→ What the task requires
All of the entries need to be written out again, exactly as they are.

[Start]

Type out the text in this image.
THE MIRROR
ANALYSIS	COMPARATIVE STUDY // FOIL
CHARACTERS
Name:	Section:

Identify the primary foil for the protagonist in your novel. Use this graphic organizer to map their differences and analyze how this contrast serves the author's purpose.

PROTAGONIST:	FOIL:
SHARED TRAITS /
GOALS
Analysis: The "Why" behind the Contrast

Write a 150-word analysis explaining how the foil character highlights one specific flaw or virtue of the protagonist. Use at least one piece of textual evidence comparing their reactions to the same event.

[End]

→ Reply to the task
Type out the text in this image.
THE MIRROR
ANALYSIS	COMPARATIVE STUDY // FOIL
CHARACTERS
Name:	Section:

Identify the primary foil for the protagonist in your novel. Use this graphic organizer to map their differences and analyze how this contrast serves the author's purpose.

PROTAGONIST:	FOIL:
SHARED TRAITS /
GOALS
Analysis: The "Why" behind the Contrast

Write a 150-word analysis explaining how the foil character highlights one specific flaw or virtue of the protagonist. Use at least one piece of textual evidence comparing their reactions to the same event.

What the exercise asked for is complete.